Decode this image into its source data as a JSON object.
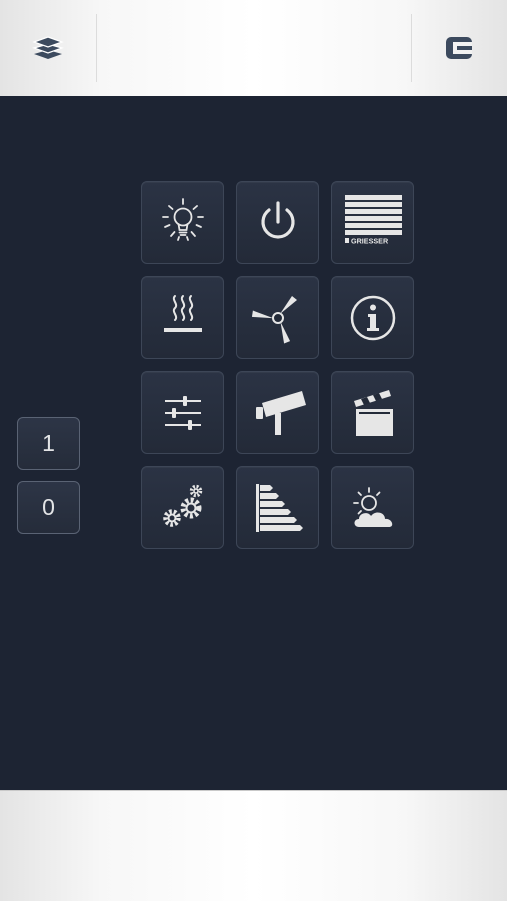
{
  "colors": {
    "background": "#1d2433",
    "icon": "#e6e6e6",
    "topbar_icon": "#3c4a5e",
    "tile_border": "#3d4657"
  },
  "topbar": {
    "left_icon": "layers-icon",
    "right_icon": "logo-c-icon"
  },
  "side_buttons": {
    "one_label": "1",
    "zero_label": "0"
  },
  "tiles": [
    {
      "icon": "light-bulb-icon"
    },
    {
      "icon": "power-icon"
    },
    {
      "icon": "blinds-griesser-icon",
      "label": "GRIESSER"
    },
    {
      "icon": "heating-icon"
    },
    {
      "icon": "fan-icon"
    },
    {
      "icon": "info-icon"
    },
    {
      "icon": "sliders-icon"
    },
    {
      "icon": "camera-icon"
    },
    {
      "icon": "clapperboard-icon"
    },
    {
      "icon": "gears-icon"
    },
    {
      "icon": "energy-rating-icon"
    },
    {
      "icon": "weather-sun-cloud-icon"
    }
  ]
}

+-------+

Set task » The records above need to be restated word for word, with the pictures left out.

Correct output »
Decode this image into its source data as a JSON object.
{
  "colors": {
    "background": "#1d2433",
    "icon": "#e6e6e6",
    "topbar_icon": "#3c4a5e",
    "tile_border": "#3d4657"
  },
  "topbar": {
    "left_icon": "layers-icon",
    "right_icon": "logo-c-icon"
  },
  "side_buttons": {
    "one_label": "1",
    "zero_label": "0"
  },
  "tiles": [
    {
      "icon": "light-bulb-icon"
    },
    {
      "icon": "power-icon"
    },
    {
      "icon": "blinds-griesser-icon",
      "label": "GRIESSER"
    },
    {
      "icon": "heating-icon"
    },
    {
      "icon": "fan-icon"
    },
    {
      "icon": "info-icon"
    },
    {
      "icon": "sliders-icon"
    },
    {
      "icon": "camera-icon"
    },
    {
      "icon": "clapperboard-icon"
    },
    {
      "icon": "gears-icon"
    },
    {
      "icon": "energy-rating-icon"
    },
    {
      "icon": "weather-sun-cloud-icon"
    }
  ]
}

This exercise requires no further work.